Problem
Each entry here needs to be set down again exactly, please; pictures are left out.

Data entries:
══════
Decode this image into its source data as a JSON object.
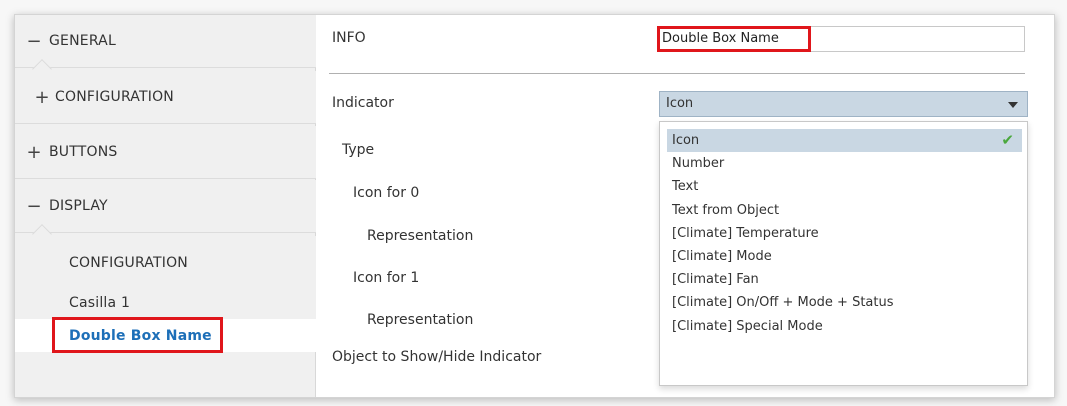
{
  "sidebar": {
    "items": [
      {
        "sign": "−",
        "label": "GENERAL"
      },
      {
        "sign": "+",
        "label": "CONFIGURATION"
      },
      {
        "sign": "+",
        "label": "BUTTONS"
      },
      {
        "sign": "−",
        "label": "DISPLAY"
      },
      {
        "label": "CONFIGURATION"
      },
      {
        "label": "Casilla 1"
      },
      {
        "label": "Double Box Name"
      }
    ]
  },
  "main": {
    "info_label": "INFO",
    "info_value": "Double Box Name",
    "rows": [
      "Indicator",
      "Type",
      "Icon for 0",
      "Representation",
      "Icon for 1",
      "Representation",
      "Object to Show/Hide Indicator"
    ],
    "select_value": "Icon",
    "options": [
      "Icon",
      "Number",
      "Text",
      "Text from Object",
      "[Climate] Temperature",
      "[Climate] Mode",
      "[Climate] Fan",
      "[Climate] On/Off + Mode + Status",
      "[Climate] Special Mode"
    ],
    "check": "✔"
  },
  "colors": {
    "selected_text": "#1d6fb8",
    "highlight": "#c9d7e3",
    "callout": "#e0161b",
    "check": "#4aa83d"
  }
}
══════
Response
Decode this image into its source data as a JSON object.
{
  "sidebar": {
    "items": [
      {
        "sign": "−",
        "label": "GENERAL"
      },
      {
        "sign": "+",
        "label": "CONFIGURATION"
      },
      {
        "sign": "+",
        "label": "BUTTONS"
      },
      {
        "sign": "−",
        "label": "DISPLAY"
      },
      {
        "label": "CONFIGURATION"
      },
      {
        "label": "Casilla 1"
      },
      {
        "label": "Double Box Name"
      }
    ]
  },
  "main": {
    "info_label": "INFO",
    "info_value": "Double Box Name",
    "rows": [
      "Indicator",
      "Type",
      "Icon for 0",
      "Representation",
      "Icon for 1",
      "Representation",
      "Object to Show/Hide Indicator"
    ],
    "select_value": "Icon",
    "options": [
      "Icon",
      "Number",
      "Text",
      "Text from Object",
      "[Climate] Temperature",
      "[Climate] Mode",
      "[Climate] Fan",
      "[Climate] On/Off + Mode + Status",
      "[Climate] Special Mode"
    ],
    "check": "✔"
  },
  "colors": {
    "selected_text": "#1d6fb8",
    "highlight": "#c9d7e3",
    "callout": "#e0161b",
    "check": "#4aa83d"
  }
}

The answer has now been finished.